• _TEXT_
____

Hate Your Software? Write Your Own

JotSpot's wiki service lets the minimally tech-savvy create just what they need

If there's one thing technology does best, it's freeing the masses from the tyranny of experts. Word processors made us all our own typists. Spreadsheets wrested the power of financial analysis from the green-eyeshade guys. Then the World Wide Web enabled thousands of people who never ran a physical store to make a living as merchants on eBay Inc.'s (EBAY ) global marketplace.

One job has remained the exclusive province of about 2 million tech wizards, however: writing software. As a result, software programs always seem hard to learn and even harder to customize to our particular needs.

Now a new startup aims to bust open the arcane world of software creation. On Oct. 6, JotSpot Inc. in Palo Alto, Calif., introduced a Web service that it hopes will enable some 10 million minimally tech-savvy people -- those who know their way around a spreadsheet program -- to quickly write simple, customized Web programs for managing customer support, tracking job candidates, and the like. Think of it as do-it-yourself software. "Just as eBay empowers the part-time seller, we want to empower part-time programmers," says JotSpot Chief Executive Joe Kraus. "We've lowered the energy and skill level required to create an application."

____

• _DATA RECORDS_
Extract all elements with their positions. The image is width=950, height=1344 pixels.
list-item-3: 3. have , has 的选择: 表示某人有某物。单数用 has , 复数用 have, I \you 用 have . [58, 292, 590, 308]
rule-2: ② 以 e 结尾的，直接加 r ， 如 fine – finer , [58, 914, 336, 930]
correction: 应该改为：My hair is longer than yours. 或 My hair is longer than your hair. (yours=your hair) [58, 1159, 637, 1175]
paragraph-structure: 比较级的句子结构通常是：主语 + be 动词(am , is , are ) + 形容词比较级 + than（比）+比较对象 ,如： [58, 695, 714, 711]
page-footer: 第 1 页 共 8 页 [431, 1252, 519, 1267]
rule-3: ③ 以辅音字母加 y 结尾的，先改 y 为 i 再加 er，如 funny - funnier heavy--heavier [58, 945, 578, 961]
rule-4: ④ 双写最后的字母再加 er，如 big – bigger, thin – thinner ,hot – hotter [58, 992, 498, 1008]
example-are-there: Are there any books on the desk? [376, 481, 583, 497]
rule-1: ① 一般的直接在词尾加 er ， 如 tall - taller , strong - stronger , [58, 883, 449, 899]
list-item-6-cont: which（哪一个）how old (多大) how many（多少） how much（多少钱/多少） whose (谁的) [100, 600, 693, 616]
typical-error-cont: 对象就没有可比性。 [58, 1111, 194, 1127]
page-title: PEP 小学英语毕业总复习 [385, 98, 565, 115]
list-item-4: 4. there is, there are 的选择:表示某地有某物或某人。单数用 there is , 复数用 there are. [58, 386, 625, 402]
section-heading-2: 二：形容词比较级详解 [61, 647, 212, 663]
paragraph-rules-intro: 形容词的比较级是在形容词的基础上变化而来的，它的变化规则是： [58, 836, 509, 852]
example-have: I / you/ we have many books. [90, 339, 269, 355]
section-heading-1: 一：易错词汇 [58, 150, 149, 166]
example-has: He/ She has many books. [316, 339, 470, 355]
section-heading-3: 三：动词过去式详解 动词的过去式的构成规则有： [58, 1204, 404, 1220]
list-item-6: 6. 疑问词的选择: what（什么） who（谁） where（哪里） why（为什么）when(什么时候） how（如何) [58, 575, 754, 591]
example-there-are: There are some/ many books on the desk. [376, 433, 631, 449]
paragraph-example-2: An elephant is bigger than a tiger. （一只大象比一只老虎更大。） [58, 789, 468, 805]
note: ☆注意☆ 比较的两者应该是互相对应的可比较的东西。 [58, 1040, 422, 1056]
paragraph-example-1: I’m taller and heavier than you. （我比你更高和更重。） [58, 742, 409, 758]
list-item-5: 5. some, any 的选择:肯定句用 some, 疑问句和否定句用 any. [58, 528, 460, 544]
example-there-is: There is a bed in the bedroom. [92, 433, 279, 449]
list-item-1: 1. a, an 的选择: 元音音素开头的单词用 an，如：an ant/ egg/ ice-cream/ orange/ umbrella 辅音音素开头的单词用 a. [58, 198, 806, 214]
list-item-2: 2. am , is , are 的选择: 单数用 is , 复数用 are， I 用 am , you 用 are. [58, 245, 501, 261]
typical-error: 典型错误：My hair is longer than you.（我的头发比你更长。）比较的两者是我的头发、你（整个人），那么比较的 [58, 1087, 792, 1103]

____

• _WHAT YOU WILL DO_
Quote the JotSpot article in full, word for word. The records were taken from a separate source.

• _SOLVED PROBLEM_
Hate Your Software? Write Your Own

JotSpot's wiki service lets the minimally tech-savvy create just what they need

If there's one thing technology does best, it's freeing the masses from the tyranny of experts. Word processors made us all our own typists. Spreadsheets wrested the power of financial analysis from the green-eyeshade guys. Then the World Wide Web enabled thousands of people who never ran a physical store to make a living as merchants on eBay Inc.'s (EBAY ) global marketplace.

One job has remained the exclusive province of about 2 million tech wizards, however: writing software. As a result, software programs always seem hard to learn and even harder to customize to our particular needs.

Now a new startup aims to bust open the arcane world of software creation. On Oct. 6, JotSpot Inc. in Palo Alto, Calif., introduced a Web service that it hopes will enable some 10 million minimally tech-savvy people -- those who know their way around a spreadsheet program -- to quickly write simple, customized Web programs for managing customer support, tracking job candidates, and the like. Think of it as do-it-yourself software. "Just as eBay empowers the part-time seller, we want to empower part-time programmers," says JotSpot Chief Executive Joe Kraus. "We've lowered the energy and skill level required to create an application."